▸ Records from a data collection
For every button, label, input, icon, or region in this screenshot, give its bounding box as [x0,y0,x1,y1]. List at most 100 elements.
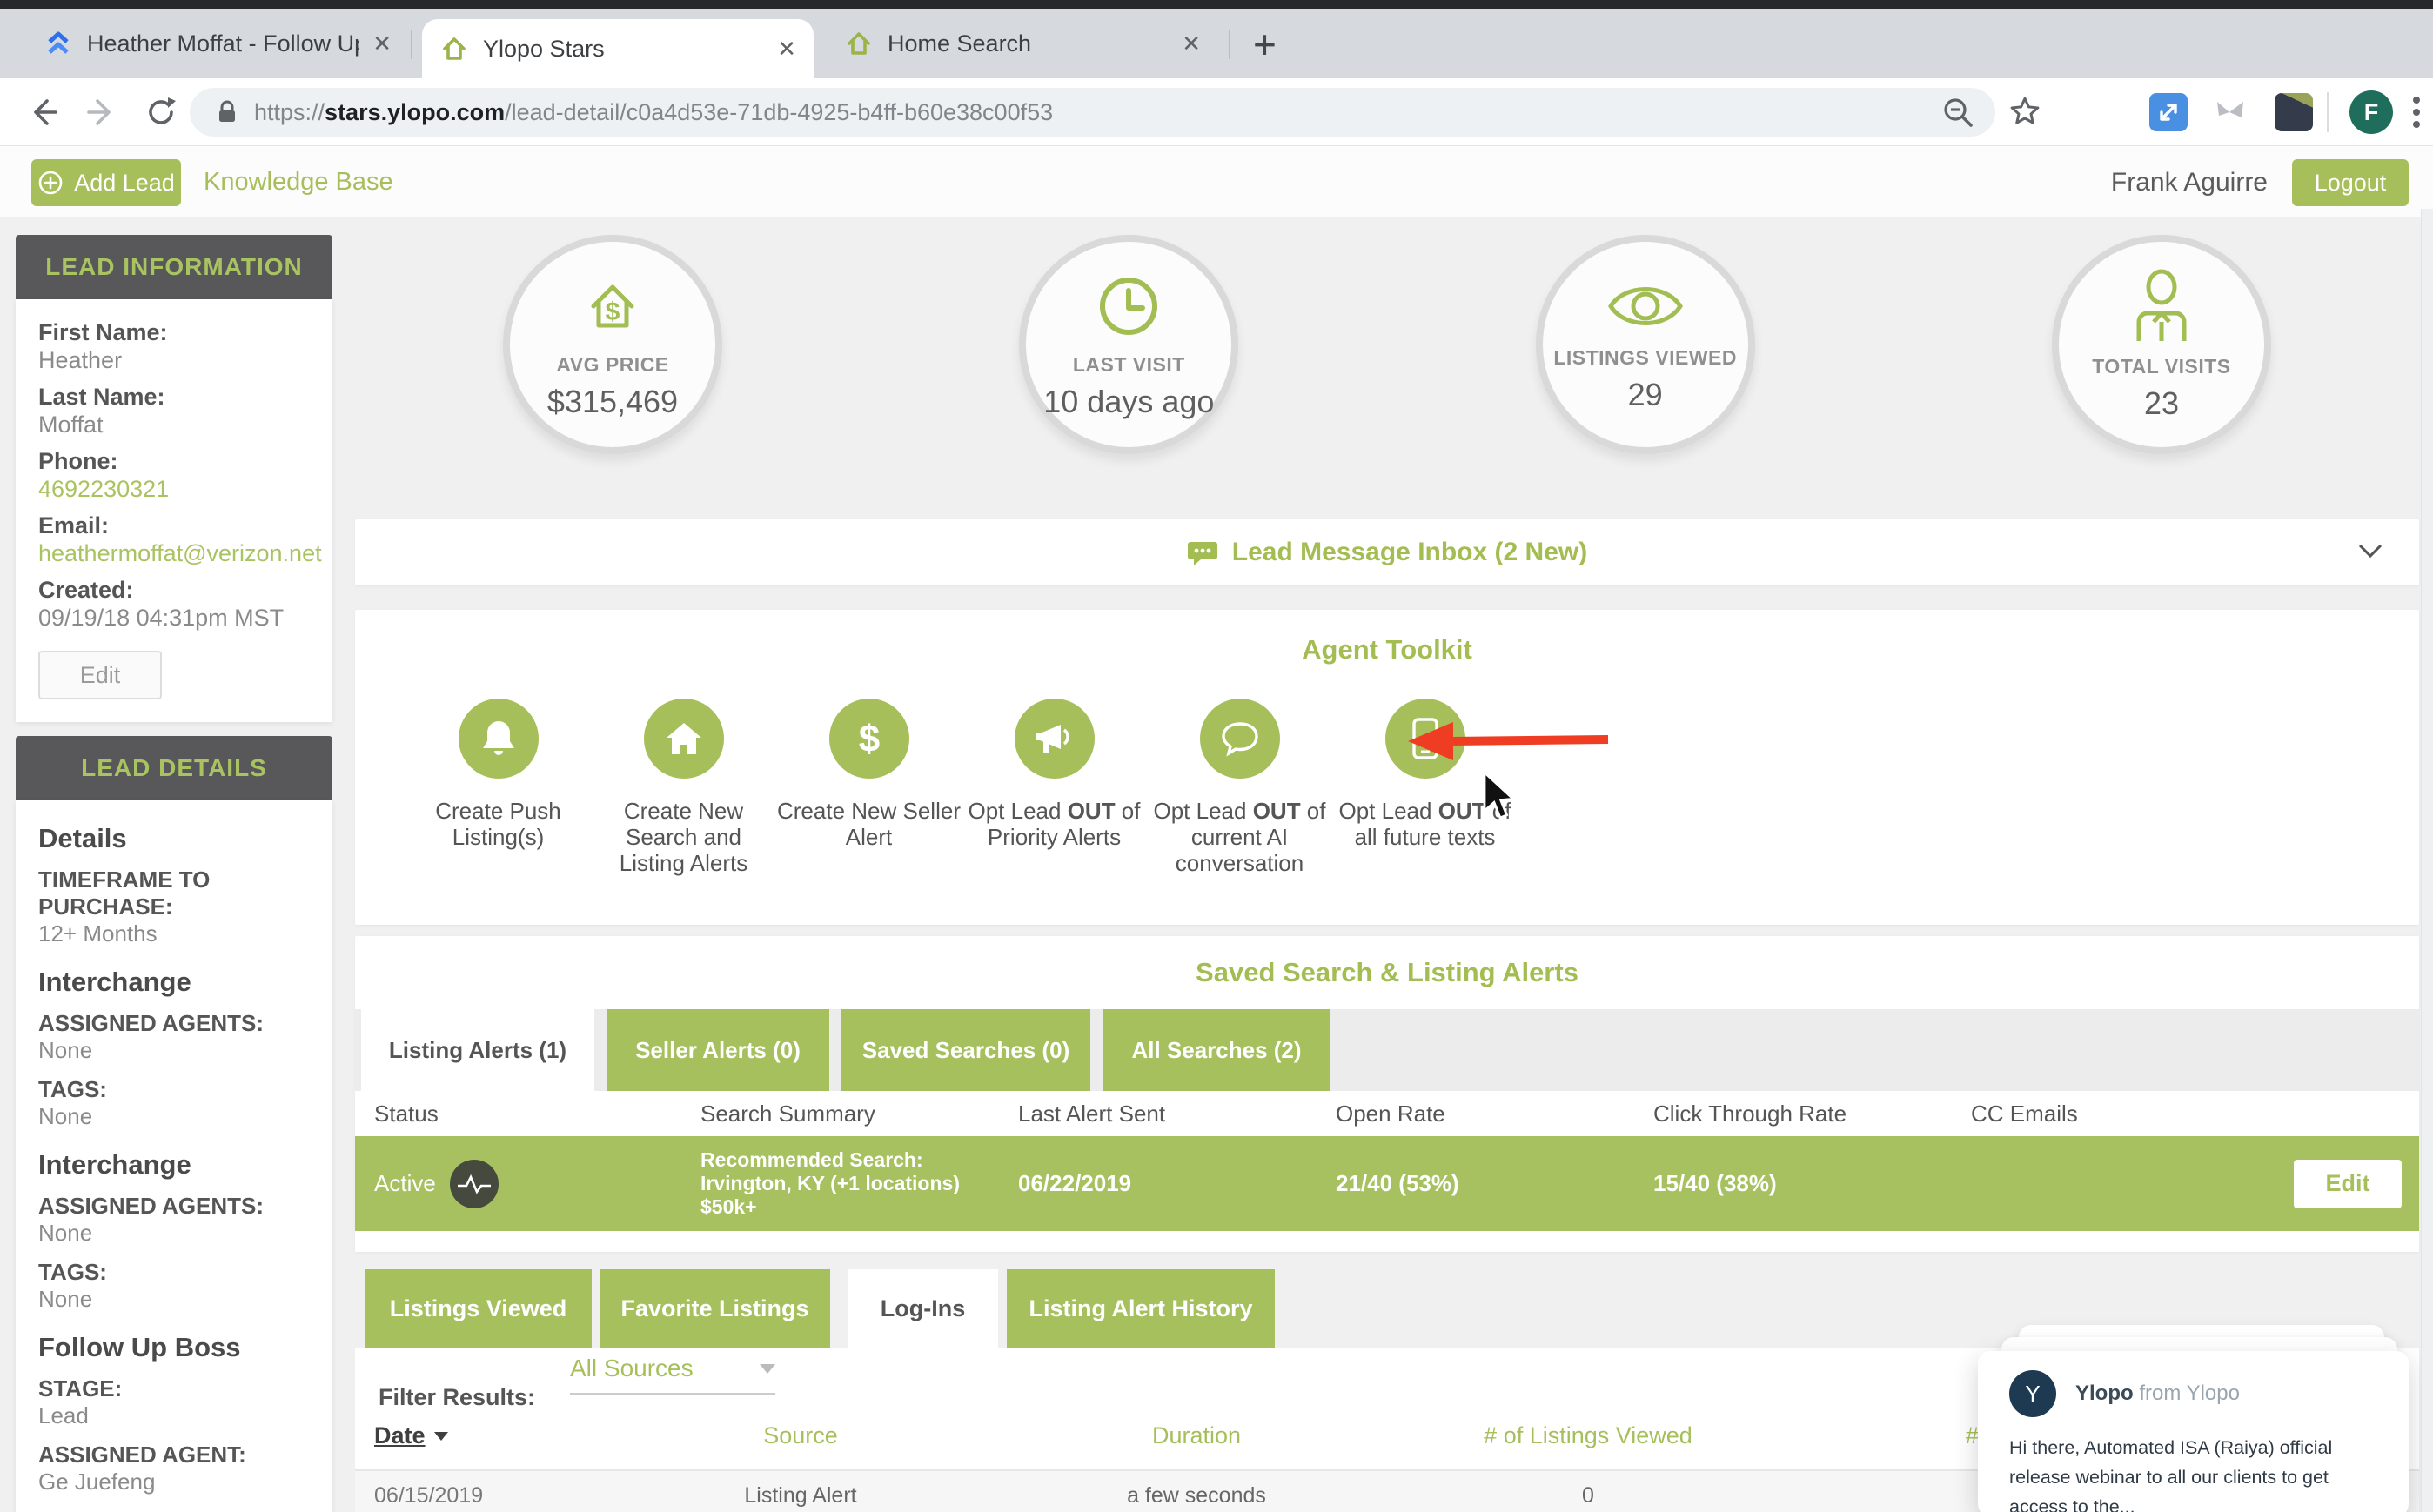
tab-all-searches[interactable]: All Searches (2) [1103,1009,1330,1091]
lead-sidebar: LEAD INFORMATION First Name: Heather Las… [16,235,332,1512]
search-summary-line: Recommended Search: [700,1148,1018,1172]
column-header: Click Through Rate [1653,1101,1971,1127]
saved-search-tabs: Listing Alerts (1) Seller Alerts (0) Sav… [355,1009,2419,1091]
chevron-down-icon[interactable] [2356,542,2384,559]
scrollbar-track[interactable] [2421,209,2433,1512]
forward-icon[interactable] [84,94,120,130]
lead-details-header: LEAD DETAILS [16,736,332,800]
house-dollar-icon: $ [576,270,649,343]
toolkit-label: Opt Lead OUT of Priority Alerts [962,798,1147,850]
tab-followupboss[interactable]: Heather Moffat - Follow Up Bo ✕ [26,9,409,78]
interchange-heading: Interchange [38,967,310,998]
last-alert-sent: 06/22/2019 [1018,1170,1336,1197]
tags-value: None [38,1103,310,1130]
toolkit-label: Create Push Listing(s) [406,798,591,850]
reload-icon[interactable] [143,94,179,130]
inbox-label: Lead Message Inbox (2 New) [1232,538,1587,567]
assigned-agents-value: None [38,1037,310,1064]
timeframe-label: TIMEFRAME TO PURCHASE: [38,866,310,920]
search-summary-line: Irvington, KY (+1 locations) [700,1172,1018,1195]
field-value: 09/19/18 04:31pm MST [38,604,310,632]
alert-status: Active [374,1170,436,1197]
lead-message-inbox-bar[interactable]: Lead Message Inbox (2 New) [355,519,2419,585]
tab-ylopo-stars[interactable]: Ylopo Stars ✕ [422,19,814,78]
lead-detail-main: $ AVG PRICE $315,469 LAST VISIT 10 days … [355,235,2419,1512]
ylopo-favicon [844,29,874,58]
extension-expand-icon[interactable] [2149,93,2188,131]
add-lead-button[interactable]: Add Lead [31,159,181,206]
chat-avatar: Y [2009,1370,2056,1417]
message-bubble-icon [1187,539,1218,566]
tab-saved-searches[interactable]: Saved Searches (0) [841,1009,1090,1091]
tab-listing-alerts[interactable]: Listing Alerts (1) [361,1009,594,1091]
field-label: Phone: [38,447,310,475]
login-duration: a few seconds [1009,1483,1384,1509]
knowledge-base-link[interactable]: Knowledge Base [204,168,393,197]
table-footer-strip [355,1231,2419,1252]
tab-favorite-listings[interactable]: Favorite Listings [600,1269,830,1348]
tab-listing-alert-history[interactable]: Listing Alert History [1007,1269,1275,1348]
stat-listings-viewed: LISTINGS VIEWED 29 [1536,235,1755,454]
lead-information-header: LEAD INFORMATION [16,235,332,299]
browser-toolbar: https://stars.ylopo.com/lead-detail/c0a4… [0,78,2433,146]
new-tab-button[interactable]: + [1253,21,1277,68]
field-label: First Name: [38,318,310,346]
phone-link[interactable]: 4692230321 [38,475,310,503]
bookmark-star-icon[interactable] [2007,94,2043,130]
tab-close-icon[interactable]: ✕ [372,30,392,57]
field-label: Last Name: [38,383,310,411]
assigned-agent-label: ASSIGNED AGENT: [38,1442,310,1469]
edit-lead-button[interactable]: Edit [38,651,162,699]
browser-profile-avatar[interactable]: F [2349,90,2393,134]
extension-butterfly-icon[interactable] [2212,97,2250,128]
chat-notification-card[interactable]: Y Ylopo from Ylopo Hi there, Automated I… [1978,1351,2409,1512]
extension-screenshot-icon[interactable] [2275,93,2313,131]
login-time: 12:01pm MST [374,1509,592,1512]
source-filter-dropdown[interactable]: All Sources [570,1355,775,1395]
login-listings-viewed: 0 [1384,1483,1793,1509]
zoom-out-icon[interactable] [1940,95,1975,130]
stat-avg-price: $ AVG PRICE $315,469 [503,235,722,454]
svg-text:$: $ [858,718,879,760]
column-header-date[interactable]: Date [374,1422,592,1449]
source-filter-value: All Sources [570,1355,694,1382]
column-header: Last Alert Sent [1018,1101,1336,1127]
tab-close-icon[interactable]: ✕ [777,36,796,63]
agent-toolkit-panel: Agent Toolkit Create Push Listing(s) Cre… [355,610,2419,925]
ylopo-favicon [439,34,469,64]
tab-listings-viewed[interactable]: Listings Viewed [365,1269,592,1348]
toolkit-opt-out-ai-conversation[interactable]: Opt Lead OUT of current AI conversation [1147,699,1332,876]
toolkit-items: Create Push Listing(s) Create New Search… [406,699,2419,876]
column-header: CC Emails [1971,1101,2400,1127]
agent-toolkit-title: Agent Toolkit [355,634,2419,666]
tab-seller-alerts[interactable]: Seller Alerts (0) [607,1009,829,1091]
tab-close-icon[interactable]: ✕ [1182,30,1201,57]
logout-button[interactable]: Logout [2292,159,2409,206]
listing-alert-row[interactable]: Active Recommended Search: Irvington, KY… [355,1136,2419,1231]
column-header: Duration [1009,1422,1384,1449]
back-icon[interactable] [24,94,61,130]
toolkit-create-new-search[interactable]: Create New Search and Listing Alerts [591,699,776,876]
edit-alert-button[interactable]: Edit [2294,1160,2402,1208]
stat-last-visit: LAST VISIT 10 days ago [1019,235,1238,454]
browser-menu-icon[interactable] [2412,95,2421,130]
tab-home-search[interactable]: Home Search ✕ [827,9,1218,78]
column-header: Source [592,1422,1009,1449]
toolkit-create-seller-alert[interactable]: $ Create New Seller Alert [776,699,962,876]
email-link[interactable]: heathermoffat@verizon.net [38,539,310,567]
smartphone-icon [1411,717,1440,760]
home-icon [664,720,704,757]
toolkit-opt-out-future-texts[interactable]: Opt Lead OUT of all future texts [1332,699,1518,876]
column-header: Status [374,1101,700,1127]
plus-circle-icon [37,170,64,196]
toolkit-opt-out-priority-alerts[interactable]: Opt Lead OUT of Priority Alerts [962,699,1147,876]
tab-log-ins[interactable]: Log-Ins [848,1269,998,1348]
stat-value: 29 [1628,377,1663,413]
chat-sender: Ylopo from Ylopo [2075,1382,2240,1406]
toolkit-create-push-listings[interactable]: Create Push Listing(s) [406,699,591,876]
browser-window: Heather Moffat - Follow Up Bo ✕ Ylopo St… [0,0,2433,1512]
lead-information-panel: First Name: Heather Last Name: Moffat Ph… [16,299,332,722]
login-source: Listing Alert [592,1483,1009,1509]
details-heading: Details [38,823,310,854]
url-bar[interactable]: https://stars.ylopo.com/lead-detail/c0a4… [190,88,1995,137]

▸ WORK INSTRUCTIONS
Return every line of the records above word for word, but leave out the pictures.

▸ SOLUTION
For every button, label, input, icon, or region in this screenshot, give its bounding box as [x0,y0,x1,y1]. List at most 100 elements.
tab-all-searches[interactable]: All Searches (2) [1103,1009,1330,1091]
lead-sidebar: LEAD INFORMATION First Name: Heather Las… [16,235,332,1512]
search-summary-line: Recommended Search: [700,1148,1018,1172]
column-header: Click Through Rate [1653,1101,1971,1127]
saved-search-tabs: Listing Alerts (1) Seller Alerts (0) Sav… [355,1009,2419,1091]
chevron-down-icon[interactable] [2356,542,2384,559]
scrollbar-track[interactable] [2421,209,2433,1512]
forward-icon[interactable] [84,94,120,130]
lead-details-header: LEAD DETAILS [16,736,332,800]
house-dollar-icon: $ [576,270,649,343]
toolkit-label: Opt Lead OUT of Priority Alerts [962,798,1147,850]
tab-followupboss[interactable]: Heather Moffat - Follow Up Bo ✕ [26,9,409,78]
interchange-heading: Interchange [38,967,310,998]
last-alert-sent: 06/22/2019 [1018,1170,1336,1197]
tags-value: None [38,1103,310,1130]
toolkit-label: Create Push Listing(s) [406,798,591,850]
reload-icon[interactable] [143,94,179,130]
inbox-label: Lead Message Inbox (2 New) [1232,538,1587,567]
assigned-agents-value: None [38,1037,310,1064]
timeframe-label: TIMEFRAME TO PURCHASE: [38,866,310,920]
search-summary-line: Irvington, KY (+1 locations) [700,1172,1018,1195]
field-value: 09/19/18 04:31pm MST [38,604,310,632]
alert-status: Active [374,1170,436,1197]
lead-message-inbox-bar[interactable]: Lead Message Inbox (2 New) [355,519,2419,585]
tab-ylopo-stars[interactable]: Ylopo Stars ✕ [422,19,814,78]
lead-detail-main: $ AVG PRICE $315,469 LAST VISIT 10 days … [355,235,2419,1512]
ylopo-favicon [844,29,874,58]
extension-expand-icon[interactable] [2149,93,2188,131]
add-lead-button[interactable]: Add Lead [31,159,181,206]
chat-avatar: Y [2009,1370,2056,1417]
message-bubble-icon [1187,539,1218,566]
tab-saved-searches[interactable]: Saved Searches (0) [841,1009,1090,1091]
tab-listing-alerts[interactable]: Listing Alerts (1) [361,1009,594,1091]
field-label: Phone: [38,447,310,475]
login-duration: a few seconds [1009,1483,1384,1509]
knowledge-base-link[interactable]: Knowledge Base [204,168,393,197]
table-footer-strip [355,1231,2419,1252]
tab-favorite-listings[interactable]: Favorite Listings [600,1269,830,1348]
tab-listing-alert-history[interactable]: Listing Alert History [1007,1269,1275,1348]
stat-listings-viewed: LISTINGS VIEWED 29 [1536,235,1755,454]
lead-information-header: LEAD INFORMATION [16,235,332,299]
browser-toolbar: https://stars.ylopo.com/lead-detail/c0a4… [0,78,2433,146]
new-tab-button[interactable]: + [1253,21,1277,68]
field-label: First Name: [38,318,310,346]
phone-link[interactable]: 4692230321 [38,475,310,503]
bookmark-star-icon[interactable] [2007,94,2043,130]
tab-close-icon[interactable]: ✕ [372,30,392,57]
field-label: Last Name: [38,383,310,411]
assigned-agent-label: ASSIGNED AGENT: [38,1442,310,1469]
edit-lead-button[interactable]: Edit [38,651,162,699]
browser-profile-avatar[interactable]: F [2349,90,2393,134]
extension-butterfly-icon[interactable] [2212,97,2250,128]
chat-notification-card[interactable]: Y Ylopo from Ylopo Hi there, Automated I… [1978,1351,2409,1512]
extension-screenshot-icon[interactable] [2275,93,2313,131]
login-time: 12:01pm MST [374,1509,592,1512]
source-filter-dropdown[interactable]: All Sources [570,1355,775,1395]
login-listings-viewed: 0 [1384,1483,1793,1509]
zoom-out-icon[interactable] [1940,95,1975,130]
stat-avg-price: $ AVG PRICE $315,469 [503,235,722,454]
svg-text:$: $ [858,718,879,760]
column-header-date[interactable]: Date [374,1422,592,1449]
source-filter-value: All Sources [570,1355,694,1382]
column-header: Last Alert Sent [1018,1101,1336,1127]
tab-close-icon[interactable]: ✕ [777,36,796,63]
agent-toolkit-panel: Agent Toolkit Create Push Listing(s) Cre… [355,610,2419,925]
ylopo-favicon [439,34,469,64]
tab-listings-viewed[interactable]: Listings Viewed [365,1269,592,1348]
toolkit-opt-out-ai-conversation[interactable]: Opt Lead OUT of current AI conversation [1147,699,1332,876]
toolkit-items: Create Push Listing(s) Create New Search… [406,699,2419,876]
column-header: CC Emails [1971,1101,2400,1127]
agent-toolkit-title: Agent Toolkit [355,634,2419,666]
tab-seller-alerts[interactable]: Seller Alerts (0) [607,1009,829,1091]
tab-close-icon[interactable]: ✕ [1182,30,1201,57]
logout-button[interactable]: Logout [2292,159,2409,206]
listing-alert-row[interactable]: Active Recommended Search: Irvington, KY… [355,1136,2419,1231]
column-header: Duration [1009,1422,1384,1449]
back-icon[interactable] [24,94,61,130]
toolkit-create-new-search[interactable]: Create New Search and Listing Alerts [591,699,776,876]
edit-alert-button[interactable]: Edit [2294,1160,2402,1208]
stat-last-visit: LAST VISIT 10 days ago [1019,235,1238,454]
browser-menu-icon[interactable] [2412,95,2421,130]
tab-home-search[interactable]: Home Search ✕ [827,9,1218,78]
column-header: Source [592,1422,1009,1449]
toolkit-create-seller-alert[interactable]: $ Create New Seller Alert [776,699,962,876]
email-link[interactable]: heathermoffat@verizon.net [38,539,310,567]
smartphone-icon [1411,717,1440,760]
home-icon [664,720,704,757]
toolkit-opt-out-future-texts[interactable]: Opt Lead OUT of all future texts [1332,699,1518,876]
column-header: Status [374,1101,700,1127]
plus-circle-icon [37,170,64,196]
toolkit-opt-out-priority-alerts[interactable]: Opt Lead OUT of Priority Alerts [962,699,1147,876]
tab-log-ins[interactable]: Log-Ins [848,1269,998,1348]
stat-value: 29 [1628,377,1663,413]
chat-sender: Ylopo from Ylopo [2075,1382,2240,1406]
toolkit-create-push-listings[interactable]: Create Push Listing(s) [406,699,591,876]
browser-window: Heather Moffat - Follow Up Bo ✕ Ylopo St… [0,0,2433,1512]
lead-information-panel: First Name: Heather Last Name: Moffat Ph… [16,299,332,722]
login-source: Listing Alert [592,1483,1009,1509]
details-heading: Details [38,823,310,854]
url-bar[interactable]: https://stars.ylopo.com/lead-detail/c0a4… [190,88,1995,137]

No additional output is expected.